━━ Отрывок

В начале зимы я вновь приехала в Лондон, заключив контракт на выступления в известном кабаре не менее известного отеля «Савой».

Знаменитые артисты из разных стран не только выступают на этой сцене, но нередко сидят и в зале. Я помню, какой приятный сюрприз преподнес мне Дэнни Кэй, когда однажды вечером он зашел меня обнять.

Нас поселили в номерах, в которых, как говорят, останавливался Чарли Чаплин. Он их предпочитал всем другим, потому что отсюда открывается чудесный вид на Темзу. Если в городе протекает река, для меня не существует большего удовольствия, чем любоваться ею. Коровы, кажется, любят смотреть на проходящие мимо поезда, а я не устаю смотреть на бегущую воду. И это может длиться целыми часами.

В «Савойе» шеф-поваром служит француз, чье имя окружено славой.

— Алло, папа! Угадай, кто нам здесь готовит обед? Повар самого генерала де Голля.

Услышав мои слова, отец надолго умолкает! Думаю, хотя и не могу в том поклясться, что в эту минуту он снял свою шляпу.

Узнав о моем преклонении перед генералом, шеф-повар однажды подошел к нашему столику с многозначительной улыбкой и сказал:

— Я приготовил для вас любимое блюдо генерала де Голля!

То были телячьи ребрышки с ломтиками жареного картофеля. При этом у повара был такой вид, будто он исполняет «Марсельезу» (так и слышалось «бум-бум, бум-бум!»)…

Наконец появилась пластинка с моей песней на английском языке: «Can a butterfly cry?» («Может ли бабочка плакать?»); этой песней я обязана двум победителям конкурса Евровидения — Филу Колтеру и Биллу Мартину. Я подготовила и другие песни для «Королевского представления». Королева пригласила меня выступить вторично. Было решено, что мне лучше всего спеть по-английски две песни: «Hold me»[26] и «I live for you»[27]. Театр «Палладиум» — в пышном убранстве, все балконы увиты цветами; вместе со мной выступают артисты, с которыми я уже участвовала в телевизионных передачах: Дэз О'Коннор, Дэнни Ларю, Гарри Сикем, Том Джонс… Я ощущаю новый прилив сил, глядя в глаза Джинджер Роджерс, которая исполняет арию из музыкальной комедии «Мейм». Чаще всего в светло-голубых глазах женщин царит безмятежность, ее же глаза все время сверкают как бриллианты.

━━━━
━━ Раздел данных

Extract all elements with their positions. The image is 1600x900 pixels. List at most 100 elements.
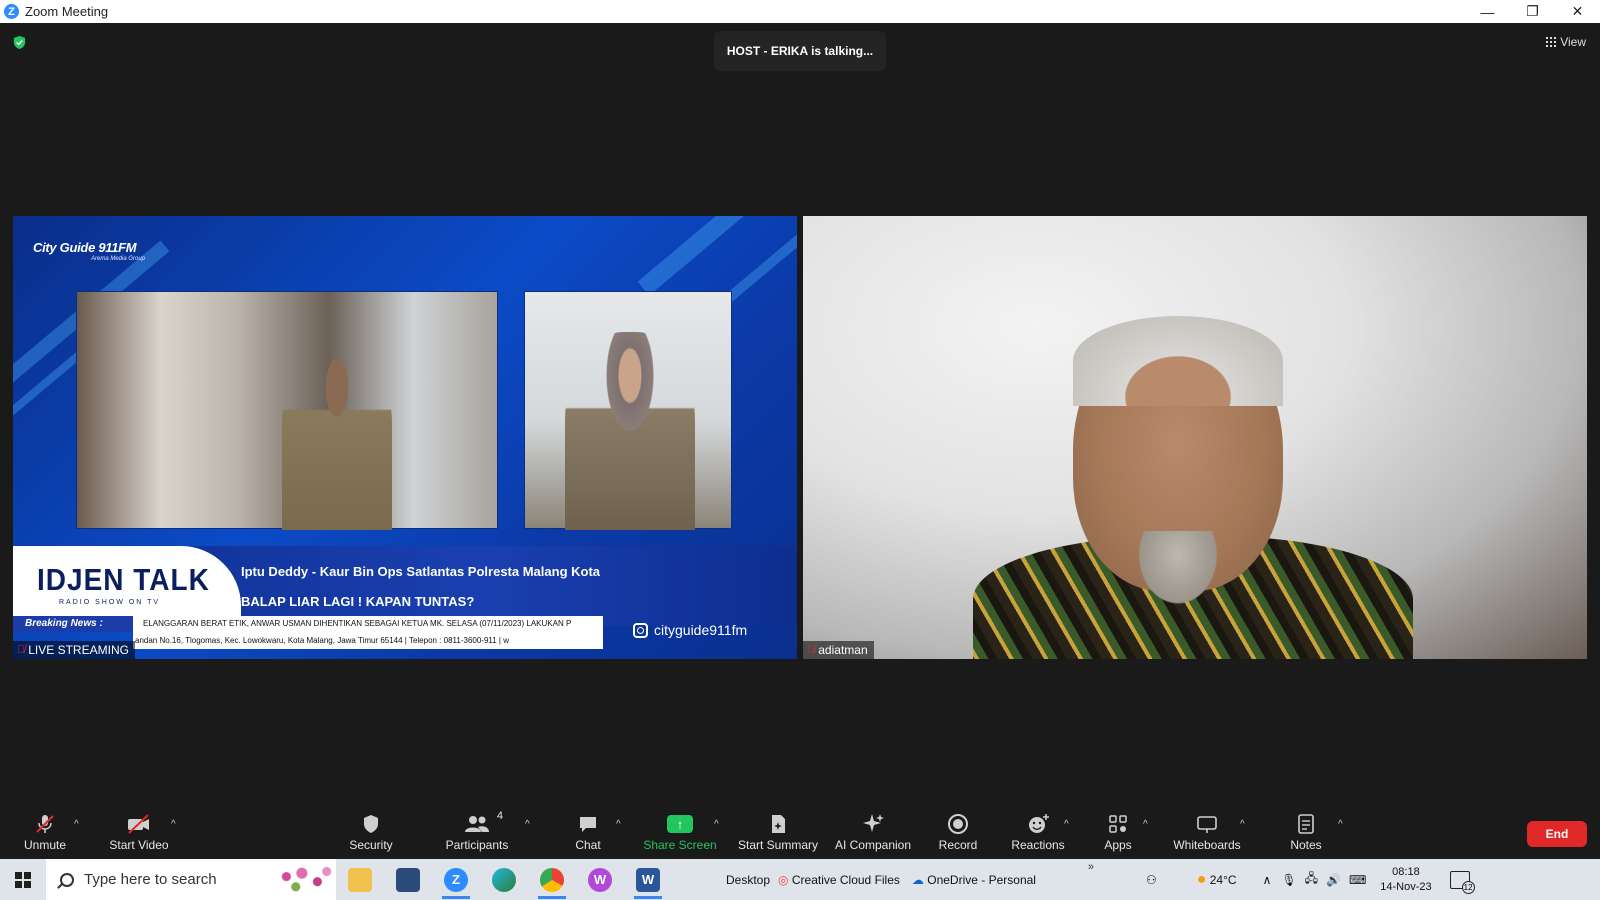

━━━━

> _Ваши задания_:
**A.** Переведите на английский язык предложение из отрывка о Лондоне: «Коровы, кажется, любят смотреть на проходящие мимо поезда, а я не устаю смотреть на бегущую воду.»
**B.** Какое любимое блюдо генерала де Голля шеф-повар приготовил, согласно отрывку о Лондоне?
**C.** Продолжите отрывок о Лондоне, начав сразу после его последнего предложения.

> _Готовые решения_:
**A.** Cows, it seems, love to watch passing trains, and I never tire of watching running water.

**B.** Телячьи ребрышки с ломтиками жареного картофеля.

**C.**
Королева, любящая французский язык, говорит мне с приветливой улыбкой:

— Я рада вновь встретить вас через два года! Английская публика, как и моя семья, высоко вас ценит. Отныне вы франко-английская звезда. Да здравствует «Сердечное согласие!».

Она упоминает о своей семье не без юмора. В газетной хронике не раз отмечалось, будто принц Чарлз неоднократно слушал мое пение. Разумеется, не обошлось и без намека на романтическую подоплеку этого интереса.

Мне пришлось даже обратиться в «Журналь дю диманш» с письмом: «Не стоит вашей газете сочинять романы с продолжением. По-моему, их и без того достаточно! Ничто — ни единая строчка, ни одно словечко — не позволяет мне воображать, будто бедный принц Чарлз проявляет ко мне особый интерес».

Я постоянно употребляю слова «славный», «бедный», «бедняжка», но в моем произношении слово «бедный» звучит как «бэдный». В полном смятении я обнаружила, что в газете черным по белому так и напечатали: «бэдный принц». Я невольно подумала, что, если в Букингемском дворце читают «Журналь дю диманш», это произведет на них неважное впечатление! Судя по всему, эта история не помешала мне и впредь приезжать в Лондон, а ведь мои выступления там должны были, по расчетам Джонни, широко распахнуть передо мной двери Америки, которые до сих пор были лишь полуоткрыты.

Мне предложили на свой лад принять участие в первом показе в Париже фильма «Битва за Англию».

Грандиозная постановка этого фильма, снятого Гаем Гамилтоном, обошлась продюсеру Гарри Залцману в 80 миллионов франков. В нем участвовали английские кинозвезды Майкл Кэйн, Тревор Хоуард, Лоренс Оливье, Майкл Редгрейв, Сьюзен Йорк. Эта эпопея посвящена Британским военно-воздушным силам, которые противостояли вражескому вторжению в Великобританию в начале войны. Жорж Гравен вновь повторил свой опыт проведения празднества, который он так удачно применил при показе фильма «Самый длинный день». На этот раз в первом ярусе Эйфелевой башни — на фоне английского и французского флагов — стояла маленькая Матье. Для того чтобы попасть на площадь, надо было миновать шесть или семь полицейских кордонов… Я заранее знала программу вечера, потому что год назад присутствовала на таком же празднестве: гости Залцмана смотрели фильм в большом зале Дворца Шайо. Потом выходили в фойе, где был приготовлен ужин. Каждый находил в своей тарелке на сей раз мою пластинку с прекрасной песней Мориса Видалена «Друг, небо гибелью грозит.»; он написал ее, вдохновившись содержанием и музыкальной темой фильма.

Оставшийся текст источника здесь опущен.